* [Exercise directions]: All of the records listed below should be retyped exactly.

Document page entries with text

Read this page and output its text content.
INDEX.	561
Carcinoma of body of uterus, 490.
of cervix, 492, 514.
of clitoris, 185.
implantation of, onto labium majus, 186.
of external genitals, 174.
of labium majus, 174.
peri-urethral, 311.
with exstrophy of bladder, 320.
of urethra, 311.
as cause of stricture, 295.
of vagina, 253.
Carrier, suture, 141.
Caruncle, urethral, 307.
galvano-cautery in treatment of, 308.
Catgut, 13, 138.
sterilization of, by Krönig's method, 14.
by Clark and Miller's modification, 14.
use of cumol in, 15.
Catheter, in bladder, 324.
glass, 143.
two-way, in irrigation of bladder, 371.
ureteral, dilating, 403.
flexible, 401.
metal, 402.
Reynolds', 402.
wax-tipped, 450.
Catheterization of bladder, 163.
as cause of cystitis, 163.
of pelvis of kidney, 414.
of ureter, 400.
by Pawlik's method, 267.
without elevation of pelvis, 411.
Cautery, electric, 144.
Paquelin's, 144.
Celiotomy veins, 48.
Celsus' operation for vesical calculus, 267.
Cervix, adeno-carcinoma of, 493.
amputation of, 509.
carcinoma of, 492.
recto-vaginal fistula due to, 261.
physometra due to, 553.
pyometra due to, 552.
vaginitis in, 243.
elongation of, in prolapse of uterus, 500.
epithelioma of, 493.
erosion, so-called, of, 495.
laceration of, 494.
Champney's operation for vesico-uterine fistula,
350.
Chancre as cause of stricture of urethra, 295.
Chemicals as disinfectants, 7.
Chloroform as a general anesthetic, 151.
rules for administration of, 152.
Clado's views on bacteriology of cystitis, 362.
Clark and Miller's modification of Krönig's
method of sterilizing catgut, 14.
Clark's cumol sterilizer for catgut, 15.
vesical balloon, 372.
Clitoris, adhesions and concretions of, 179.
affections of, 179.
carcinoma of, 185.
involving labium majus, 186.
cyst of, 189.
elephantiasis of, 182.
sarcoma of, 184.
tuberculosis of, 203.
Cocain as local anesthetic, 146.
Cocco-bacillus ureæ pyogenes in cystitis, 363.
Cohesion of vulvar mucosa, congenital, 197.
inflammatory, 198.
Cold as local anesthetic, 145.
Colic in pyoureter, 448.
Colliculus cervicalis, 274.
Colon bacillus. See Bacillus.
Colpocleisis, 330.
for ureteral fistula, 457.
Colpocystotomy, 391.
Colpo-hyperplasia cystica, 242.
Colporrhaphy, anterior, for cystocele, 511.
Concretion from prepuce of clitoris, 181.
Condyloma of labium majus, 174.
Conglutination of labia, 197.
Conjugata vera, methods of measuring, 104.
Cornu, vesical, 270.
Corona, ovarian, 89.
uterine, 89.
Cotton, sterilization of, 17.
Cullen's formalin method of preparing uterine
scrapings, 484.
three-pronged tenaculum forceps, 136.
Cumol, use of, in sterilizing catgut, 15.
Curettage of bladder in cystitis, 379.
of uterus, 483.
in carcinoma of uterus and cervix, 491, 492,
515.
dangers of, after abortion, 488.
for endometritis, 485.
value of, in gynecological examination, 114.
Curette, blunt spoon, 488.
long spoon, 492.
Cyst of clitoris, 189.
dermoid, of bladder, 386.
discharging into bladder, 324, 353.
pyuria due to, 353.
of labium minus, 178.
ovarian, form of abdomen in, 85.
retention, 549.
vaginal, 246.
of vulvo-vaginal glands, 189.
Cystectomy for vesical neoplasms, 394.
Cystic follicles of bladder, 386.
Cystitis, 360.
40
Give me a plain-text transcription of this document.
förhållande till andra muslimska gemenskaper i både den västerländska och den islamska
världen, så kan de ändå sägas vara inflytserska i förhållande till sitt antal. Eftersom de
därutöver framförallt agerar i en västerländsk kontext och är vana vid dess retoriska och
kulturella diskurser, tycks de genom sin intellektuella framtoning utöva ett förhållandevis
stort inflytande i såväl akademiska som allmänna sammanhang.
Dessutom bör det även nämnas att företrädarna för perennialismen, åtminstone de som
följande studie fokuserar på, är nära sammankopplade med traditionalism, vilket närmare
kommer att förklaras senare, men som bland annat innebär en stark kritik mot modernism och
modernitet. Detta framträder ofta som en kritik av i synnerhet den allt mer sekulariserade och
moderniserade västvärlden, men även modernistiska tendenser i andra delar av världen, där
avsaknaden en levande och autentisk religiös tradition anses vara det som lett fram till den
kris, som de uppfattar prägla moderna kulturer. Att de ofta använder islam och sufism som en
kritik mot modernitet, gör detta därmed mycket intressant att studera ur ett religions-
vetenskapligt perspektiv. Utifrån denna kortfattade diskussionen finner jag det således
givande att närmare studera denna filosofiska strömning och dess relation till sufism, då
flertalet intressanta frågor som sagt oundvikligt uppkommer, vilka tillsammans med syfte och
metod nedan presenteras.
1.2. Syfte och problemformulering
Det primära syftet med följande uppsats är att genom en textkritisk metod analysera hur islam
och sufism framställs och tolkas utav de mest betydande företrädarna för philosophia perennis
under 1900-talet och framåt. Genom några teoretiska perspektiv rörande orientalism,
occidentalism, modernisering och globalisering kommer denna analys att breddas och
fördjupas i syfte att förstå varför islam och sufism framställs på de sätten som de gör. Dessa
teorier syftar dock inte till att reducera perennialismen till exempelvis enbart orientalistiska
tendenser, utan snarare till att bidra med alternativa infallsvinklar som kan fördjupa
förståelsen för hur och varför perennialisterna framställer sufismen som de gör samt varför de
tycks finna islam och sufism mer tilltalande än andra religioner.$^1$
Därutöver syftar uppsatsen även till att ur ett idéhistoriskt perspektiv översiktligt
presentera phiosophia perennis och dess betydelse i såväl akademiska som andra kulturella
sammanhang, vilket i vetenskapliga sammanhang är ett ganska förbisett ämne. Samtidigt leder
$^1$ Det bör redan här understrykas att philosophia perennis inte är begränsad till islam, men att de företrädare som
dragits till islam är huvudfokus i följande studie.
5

* [Expected answer]:
Read this page and output its text content.
INDEX.	561
Carcinoma of body of uterus, 490.
of cervix, 492, 514.
of clitoris, 185.
implantation of, onto labium majus, 186.
of external genitals, 174.
of labium majus, 174.
peri-urethral, 311.
with exstrophy of bladder, 320.
of urethra, 311.
as cause of stricture, 295.
of vagina, 253.
Carrier, suture, 141.
Caruncle, urethral, 307.
galvano-cautery in treatment of, 308.
Catgut, 13, 138.
sterilization of, by Krönig's method, 14.
by Clark and Miller's modification, 14.
use of cumol in, 15.
Catheter, in bladder, 324.
glass, 143.
two-way, in irrigation of bladder, 371.
ureteral, dilating, 403.
flexible, 401.
metal, 402.
Reynolds', 402.
wax-tipped, 450.
Catheterization of bladder, 163.
as cause of cystitis, 163.
of pelvis of kidney, 414.
of ureter, 400.
by Pawlik's method, 267.
without elevation of pelvis, 411.
Cautery, electric, 144.
Paquelin's, 144.
Celiotomy veins, 48.
Celsus' operation for vesical calculus, 267.
Cervix, adeno-carcinoma of, 493.
amputation of, 509.
carcinoma of, 492.
recto-vaginal fistula due to, 261.
physometra due to, 553.
pyometra due to, 552.
vaginitis in, 243.
elongation of, in prolapse of uterus, 500.
epithelioma of, 493.
erosion, so-called, of, 495.
laceration of, 494.
Champney's operation for vesico-uterine fistula,
350.
Chancre as cause of stricture of urethra, 295.
Chemicals as disinfectants, 7.
Chloroform as a general anesthetic, 151.
rules for administration of, 152.
Clado's views on bacteriology of cystitis, 362.
Clark and Miller's modification of Krönig's
method of sterilizing catgut, 14.
Clark's cumol sterilizer for catgut, 15.
vesical balloon, 372.
Clitoris, adhesions and concretions of, 179.
affections of, 179.
carcinoma of, 185.
involving labium majus, 186.
cyst of, 189.
elephantiasis of, 182.
sarcoma of, 184.
tuberculosis of, 203.
Cocain as local anesthetic, 146.
Cocco-bacillus ureæ pyogenes in cystitis, 363.
Cohesion of vulvar mucosa, congenital, 197.
inflammatory, 198.
Cold as local anesthetic, 145.
Colic in pyoureter, 448.
Colliculus cervicalis, 274.
Colon bacillus. See Bacillus.
Colpocleisis, 330.
for ureteral fistula, 457.
Colpocystotomy, 391.
Colpo-hyperplasia cystica, 242.
Colporrhaphy, anterior, for cystocele, 511.
Concretion from prepuce of clitoris, 181.
Condyloma of labium majus, 174.
Conglutination of labia, 197.
Conjugata vera, methods of measuring, 104.
Cornu, vesical, 270.
Corona, ovarian, 89.
uterine, 89.
Cotton, sterilization of, 17.
Cullen's formalin method of preparing uterine
scrapings, 484.
three-pronged tenaculum forceps, 136.
Cumol, use of, in sterilizing catgut, 15.
Curettage of bladder in cystitis, 379.
of uterus, 483.
in carcinoma of uterus and cervix, 491, 492,
515.
dangers of, after abortion, 488.
for endometritis, 485.
value of, in gynecological examination, 114.
Curette, blunt spoon, 488.
long spoon, 492.
Cyst of clitoris, 189.
dermoid, of bladder, 386.
discharging into bladder, 324, 353.
pyuria due to, 353.
of labium minus, 178.
ovarian, form of abdomen in, 85.
retention, 549.
vaginal, 246.
of vulvo-vaginal glands, 189.
Cystectomy for vesical neoplasms, 394.
Cystic follicles of bladder, 386.
Cystitis, 360.
40
Give me a plain-text transcription of this document.
förhållande till andra muslimska gemenskaper i både den västerländska och den islamska
världen, så kan de ändå sägas vara inflytserska i förhållande till sitt antal. Eftersom de
därutöver framförallt agerar i en västerländsk kontext och är vana vid dess retoriska och
kulturella diskurser, tycks de genom sin intellektuella framtoning utöva ett förhållandevis
stort inflytande i såväl akademiska som allmänna sammanhang.
Dessutom bör det även nämnas att företrädarna för perennialismen, åtminstone de som
följande studie fokuserar på, är nära sammankopplade med traditionalism, vilket närmare
kommer att förklaras senare, men som bland annat innebär en stark kritik mot modernism och
modernitet. Detta framträder ofta som en kritik av i synnerhet den allt mer sekulariserade och
moderniserade västvärlden, men även modernistiska tendenser i andra delar av världen, där
avsaknaden en levande och autentisk religiös tradition anses vara det som lett fram till den
kris, som de uppfattar prägla moderna kulturer. Att de ofta använder islam och sufism som en
kritik mot modernitet, gör detta därmed mycket intressant att studera ur ett religions-
vetenskapligt perspektiv. Utifrån denna kortfattade diskussionen finner jag det således
givande att närmare studera denna filosofiska strömning och dess relation till sufism, då
flertalet intressanta frågor som sagt oundvikligt uppkommer, vilka tillsammans med syfte och
metod nedan presenteras.
1.2. Syfte och problemformulering
Det primära syftet med följande uppsats är att genom en textkritisk metod analysera hur islam
och sufism framställs och tolkas utav de mest betydande företrädarna för philosophia perennis
under 1900-talet och framåt. Genom några teoretiska perspektiv rörande orientalism,
occidentalism, modernisering och globalisering kommer denna analys att breddas och
fördjupas i syfte att förstå varför islam och sufism framställs på de sätten som de gör. Dessa
teorier syftar dock inte till att reducera perennialismen till exempelvis enbart orientalistiska
tendenser, utan snarare till att bidra med alternativa infallsvinklar som kan fördjupa
förståelsen för hur och varför perennialisterna framställer sufismen som de gör samt varför de
tycks finna islam och sufism mer tilltalande än andra religioner.$^1$
Därutöver syftar uppsatsen även till att ur ett idéhistoriskt perspektiv översiktligt
presentera phiosophia perennis och dess betydelse i såväl akademiska som andra kulturella
sammanhang, vilket i vetenskapliga sammanhang är ett ganska förbisett ämne. Samtidigt leder
$^1$ Det bör redan här understrykas att philosophia perennis inte är begränsad till islam, men att de företrädare som
dragits till islam är huvudfokus i följande studie.
5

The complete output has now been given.